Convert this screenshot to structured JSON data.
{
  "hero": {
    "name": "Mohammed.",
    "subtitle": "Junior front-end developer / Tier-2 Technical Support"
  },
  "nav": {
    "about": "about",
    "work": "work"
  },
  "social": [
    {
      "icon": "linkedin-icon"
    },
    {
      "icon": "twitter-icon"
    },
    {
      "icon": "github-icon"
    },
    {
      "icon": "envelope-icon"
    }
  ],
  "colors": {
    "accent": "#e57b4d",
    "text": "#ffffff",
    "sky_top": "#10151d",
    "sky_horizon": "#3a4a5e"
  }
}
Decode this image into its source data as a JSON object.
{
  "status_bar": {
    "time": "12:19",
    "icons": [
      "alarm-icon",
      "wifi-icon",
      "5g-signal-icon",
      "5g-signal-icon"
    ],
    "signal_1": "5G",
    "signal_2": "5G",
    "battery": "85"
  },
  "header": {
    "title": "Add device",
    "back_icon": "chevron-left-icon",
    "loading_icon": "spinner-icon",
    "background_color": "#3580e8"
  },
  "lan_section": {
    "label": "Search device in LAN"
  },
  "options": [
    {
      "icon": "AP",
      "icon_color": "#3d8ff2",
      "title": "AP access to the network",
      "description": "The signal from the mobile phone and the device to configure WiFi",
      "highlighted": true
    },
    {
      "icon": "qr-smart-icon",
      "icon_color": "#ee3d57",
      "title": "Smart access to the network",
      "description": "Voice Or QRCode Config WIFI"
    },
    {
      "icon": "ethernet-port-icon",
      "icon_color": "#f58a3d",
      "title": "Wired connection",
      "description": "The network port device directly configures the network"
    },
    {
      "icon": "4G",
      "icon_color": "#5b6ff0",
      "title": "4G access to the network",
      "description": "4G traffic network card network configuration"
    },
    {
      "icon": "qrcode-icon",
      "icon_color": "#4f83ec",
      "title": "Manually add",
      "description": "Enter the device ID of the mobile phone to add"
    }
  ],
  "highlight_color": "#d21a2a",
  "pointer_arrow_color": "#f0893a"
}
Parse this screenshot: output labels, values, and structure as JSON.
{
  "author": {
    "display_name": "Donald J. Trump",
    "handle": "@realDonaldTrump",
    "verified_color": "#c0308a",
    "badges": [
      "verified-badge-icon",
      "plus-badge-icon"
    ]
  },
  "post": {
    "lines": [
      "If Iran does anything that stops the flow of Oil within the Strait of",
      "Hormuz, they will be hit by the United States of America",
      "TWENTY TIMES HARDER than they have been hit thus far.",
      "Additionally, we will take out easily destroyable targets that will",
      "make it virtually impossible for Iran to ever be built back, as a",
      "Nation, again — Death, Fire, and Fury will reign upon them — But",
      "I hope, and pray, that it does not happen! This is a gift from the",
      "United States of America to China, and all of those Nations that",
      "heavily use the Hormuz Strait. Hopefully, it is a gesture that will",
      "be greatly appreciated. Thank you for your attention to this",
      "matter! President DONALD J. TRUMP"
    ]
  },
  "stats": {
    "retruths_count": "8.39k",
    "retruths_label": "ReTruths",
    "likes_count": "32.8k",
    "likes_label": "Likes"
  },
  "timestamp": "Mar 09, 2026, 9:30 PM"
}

### Required task
Count the lines above that contain the word "access". Give only the number.

### Result
3